What the task requires: Report every line in the listing that contains the string "Create".

Given records:
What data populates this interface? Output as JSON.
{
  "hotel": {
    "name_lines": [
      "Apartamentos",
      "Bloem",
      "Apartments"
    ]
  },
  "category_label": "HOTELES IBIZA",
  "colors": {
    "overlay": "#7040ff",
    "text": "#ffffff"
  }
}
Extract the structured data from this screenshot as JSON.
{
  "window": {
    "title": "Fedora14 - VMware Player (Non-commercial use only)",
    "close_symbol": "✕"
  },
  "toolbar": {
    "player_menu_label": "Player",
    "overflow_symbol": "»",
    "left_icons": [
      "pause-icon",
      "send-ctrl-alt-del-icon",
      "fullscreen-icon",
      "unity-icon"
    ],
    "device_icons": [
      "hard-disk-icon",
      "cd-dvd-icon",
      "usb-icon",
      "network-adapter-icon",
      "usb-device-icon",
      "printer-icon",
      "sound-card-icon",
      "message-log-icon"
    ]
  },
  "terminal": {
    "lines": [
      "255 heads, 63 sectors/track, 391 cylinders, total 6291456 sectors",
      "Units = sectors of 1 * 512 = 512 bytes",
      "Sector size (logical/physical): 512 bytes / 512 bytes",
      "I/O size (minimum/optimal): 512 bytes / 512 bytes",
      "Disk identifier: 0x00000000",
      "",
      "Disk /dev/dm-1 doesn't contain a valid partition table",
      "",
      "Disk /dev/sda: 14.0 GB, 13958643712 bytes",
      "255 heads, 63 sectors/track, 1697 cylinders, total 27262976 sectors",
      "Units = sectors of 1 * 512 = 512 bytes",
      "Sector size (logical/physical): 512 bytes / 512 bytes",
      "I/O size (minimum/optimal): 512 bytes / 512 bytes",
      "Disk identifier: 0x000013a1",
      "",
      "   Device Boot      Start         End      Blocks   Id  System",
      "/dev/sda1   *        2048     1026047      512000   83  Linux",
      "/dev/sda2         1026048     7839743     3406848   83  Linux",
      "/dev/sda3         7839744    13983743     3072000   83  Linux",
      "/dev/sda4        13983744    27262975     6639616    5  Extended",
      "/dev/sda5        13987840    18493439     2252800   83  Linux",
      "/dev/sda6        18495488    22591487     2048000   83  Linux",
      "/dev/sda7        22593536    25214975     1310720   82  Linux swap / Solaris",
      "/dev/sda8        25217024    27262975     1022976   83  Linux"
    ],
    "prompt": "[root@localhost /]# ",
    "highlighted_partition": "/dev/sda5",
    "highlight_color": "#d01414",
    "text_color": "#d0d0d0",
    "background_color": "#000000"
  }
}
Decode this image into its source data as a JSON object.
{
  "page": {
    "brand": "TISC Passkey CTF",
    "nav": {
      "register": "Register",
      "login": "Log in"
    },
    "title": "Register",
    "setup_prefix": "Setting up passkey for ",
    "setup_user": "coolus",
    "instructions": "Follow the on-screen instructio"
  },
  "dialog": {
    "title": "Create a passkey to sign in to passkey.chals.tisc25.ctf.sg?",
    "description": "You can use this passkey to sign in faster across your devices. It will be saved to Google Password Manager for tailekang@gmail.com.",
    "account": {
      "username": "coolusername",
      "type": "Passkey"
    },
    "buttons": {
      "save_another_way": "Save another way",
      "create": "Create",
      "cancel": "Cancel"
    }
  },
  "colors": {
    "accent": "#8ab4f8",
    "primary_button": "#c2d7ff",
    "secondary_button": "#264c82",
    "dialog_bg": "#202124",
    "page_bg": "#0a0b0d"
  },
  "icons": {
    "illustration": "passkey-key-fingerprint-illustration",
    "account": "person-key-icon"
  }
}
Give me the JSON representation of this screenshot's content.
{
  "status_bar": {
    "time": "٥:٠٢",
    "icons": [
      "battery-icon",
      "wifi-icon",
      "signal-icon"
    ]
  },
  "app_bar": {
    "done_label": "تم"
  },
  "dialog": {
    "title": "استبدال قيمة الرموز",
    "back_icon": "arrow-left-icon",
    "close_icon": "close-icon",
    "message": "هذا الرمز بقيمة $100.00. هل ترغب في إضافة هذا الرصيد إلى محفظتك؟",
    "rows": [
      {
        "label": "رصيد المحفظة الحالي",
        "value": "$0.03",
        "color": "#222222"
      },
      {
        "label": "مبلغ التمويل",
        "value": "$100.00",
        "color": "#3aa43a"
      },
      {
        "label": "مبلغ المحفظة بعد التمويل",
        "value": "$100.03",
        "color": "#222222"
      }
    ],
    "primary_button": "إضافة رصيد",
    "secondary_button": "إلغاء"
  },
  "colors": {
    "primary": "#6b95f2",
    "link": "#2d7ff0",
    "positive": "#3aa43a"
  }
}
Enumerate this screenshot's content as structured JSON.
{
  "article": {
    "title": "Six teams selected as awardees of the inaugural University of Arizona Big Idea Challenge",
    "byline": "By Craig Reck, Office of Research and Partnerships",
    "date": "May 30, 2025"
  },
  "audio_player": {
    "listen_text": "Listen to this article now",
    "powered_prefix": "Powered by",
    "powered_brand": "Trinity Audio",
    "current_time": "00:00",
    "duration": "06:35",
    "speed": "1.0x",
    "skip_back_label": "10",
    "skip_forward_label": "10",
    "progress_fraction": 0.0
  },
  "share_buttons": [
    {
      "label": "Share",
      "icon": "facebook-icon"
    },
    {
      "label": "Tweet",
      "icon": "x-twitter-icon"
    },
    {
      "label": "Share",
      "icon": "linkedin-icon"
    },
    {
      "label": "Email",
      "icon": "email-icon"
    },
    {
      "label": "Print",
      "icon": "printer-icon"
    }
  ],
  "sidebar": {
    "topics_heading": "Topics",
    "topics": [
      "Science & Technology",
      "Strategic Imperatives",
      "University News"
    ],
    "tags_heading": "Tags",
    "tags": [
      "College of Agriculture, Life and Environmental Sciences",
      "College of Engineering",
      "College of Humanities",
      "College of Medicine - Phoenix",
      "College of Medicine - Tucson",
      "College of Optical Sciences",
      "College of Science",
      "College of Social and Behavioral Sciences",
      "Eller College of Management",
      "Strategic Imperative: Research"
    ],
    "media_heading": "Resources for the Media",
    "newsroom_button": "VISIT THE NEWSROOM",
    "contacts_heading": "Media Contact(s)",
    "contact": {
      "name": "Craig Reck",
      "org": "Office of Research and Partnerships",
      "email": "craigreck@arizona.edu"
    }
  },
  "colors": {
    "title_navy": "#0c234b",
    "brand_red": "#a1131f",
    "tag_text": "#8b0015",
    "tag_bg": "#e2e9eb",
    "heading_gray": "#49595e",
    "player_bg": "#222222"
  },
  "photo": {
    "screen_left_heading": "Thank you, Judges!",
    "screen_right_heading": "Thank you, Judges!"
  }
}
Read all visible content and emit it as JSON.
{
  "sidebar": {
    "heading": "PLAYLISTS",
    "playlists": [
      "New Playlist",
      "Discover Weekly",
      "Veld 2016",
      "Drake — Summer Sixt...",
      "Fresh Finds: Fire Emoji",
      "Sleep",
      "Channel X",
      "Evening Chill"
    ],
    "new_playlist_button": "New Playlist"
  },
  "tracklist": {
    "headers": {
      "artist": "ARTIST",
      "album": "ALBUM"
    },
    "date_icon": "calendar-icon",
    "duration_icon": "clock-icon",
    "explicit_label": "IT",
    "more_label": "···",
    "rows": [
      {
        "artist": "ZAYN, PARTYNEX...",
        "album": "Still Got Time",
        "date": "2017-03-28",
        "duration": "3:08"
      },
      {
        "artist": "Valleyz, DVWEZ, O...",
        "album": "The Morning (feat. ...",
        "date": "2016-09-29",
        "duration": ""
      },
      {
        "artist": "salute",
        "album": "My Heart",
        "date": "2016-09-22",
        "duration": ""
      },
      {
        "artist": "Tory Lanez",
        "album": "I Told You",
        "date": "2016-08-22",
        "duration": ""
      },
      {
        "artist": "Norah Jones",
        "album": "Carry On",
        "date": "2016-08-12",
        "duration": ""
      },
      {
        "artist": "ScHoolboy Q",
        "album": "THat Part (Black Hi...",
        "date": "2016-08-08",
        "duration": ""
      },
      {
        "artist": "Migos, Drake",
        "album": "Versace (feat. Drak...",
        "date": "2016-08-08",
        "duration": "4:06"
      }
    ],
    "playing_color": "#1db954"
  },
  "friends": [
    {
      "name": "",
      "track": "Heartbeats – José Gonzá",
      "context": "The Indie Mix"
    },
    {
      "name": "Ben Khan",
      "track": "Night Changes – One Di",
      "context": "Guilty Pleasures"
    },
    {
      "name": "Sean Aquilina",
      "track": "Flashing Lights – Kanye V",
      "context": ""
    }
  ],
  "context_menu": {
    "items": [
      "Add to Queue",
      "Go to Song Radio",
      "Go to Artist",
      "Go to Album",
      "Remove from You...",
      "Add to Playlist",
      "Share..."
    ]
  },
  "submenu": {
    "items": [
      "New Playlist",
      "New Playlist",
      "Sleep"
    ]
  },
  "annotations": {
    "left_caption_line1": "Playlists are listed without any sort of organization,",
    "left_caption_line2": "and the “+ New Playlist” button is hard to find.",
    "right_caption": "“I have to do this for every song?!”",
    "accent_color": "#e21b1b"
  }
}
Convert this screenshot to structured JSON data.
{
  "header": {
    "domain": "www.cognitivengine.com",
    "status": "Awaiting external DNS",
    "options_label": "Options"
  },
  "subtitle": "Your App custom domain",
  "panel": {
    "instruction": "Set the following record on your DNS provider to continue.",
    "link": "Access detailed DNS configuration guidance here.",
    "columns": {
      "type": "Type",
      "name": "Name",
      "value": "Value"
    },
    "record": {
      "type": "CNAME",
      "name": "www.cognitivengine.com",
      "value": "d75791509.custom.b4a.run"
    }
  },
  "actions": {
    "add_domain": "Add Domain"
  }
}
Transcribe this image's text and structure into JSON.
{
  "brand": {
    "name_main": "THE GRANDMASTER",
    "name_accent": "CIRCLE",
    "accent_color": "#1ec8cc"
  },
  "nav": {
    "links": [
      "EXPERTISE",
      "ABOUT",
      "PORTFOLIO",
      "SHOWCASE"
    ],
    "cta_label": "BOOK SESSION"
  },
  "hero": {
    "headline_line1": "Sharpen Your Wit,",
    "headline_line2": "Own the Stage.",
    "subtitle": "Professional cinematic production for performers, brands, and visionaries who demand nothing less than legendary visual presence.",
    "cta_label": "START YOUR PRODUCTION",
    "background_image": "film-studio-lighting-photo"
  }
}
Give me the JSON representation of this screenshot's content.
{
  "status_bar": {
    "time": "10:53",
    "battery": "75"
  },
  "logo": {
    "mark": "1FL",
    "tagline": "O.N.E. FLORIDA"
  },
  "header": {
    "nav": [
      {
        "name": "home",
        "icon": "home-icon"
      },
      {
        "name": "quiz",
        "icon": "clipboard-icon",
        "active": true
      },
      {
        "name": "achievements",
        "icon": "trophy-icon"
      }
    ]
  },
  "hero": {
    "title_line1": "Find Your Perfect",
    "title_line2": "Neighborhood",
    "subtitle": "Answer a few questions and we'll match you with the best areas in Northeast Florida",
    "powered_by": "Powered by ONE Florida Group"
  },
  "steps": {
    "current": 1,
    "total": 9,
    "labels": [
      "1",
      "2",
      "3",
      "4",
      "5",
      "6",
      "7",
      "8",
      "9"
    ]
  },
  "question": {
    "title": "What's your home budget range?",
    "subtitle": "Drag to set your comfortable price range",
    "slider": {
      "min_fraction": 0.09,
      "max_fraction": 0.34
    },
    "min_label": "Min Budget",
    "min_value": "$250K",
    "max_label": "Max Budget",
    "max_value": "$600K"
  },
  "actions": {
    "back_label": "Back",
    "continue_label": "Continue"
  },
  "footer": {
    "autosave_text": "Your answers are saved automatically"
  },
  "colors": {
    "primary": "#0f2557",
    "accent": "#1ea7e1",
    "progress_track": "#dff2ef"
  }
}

Exercise solution:
    "title": "Create a passkey to sign in to passkey.chals.tisc25.ctf.sg?",
      "create": "Create",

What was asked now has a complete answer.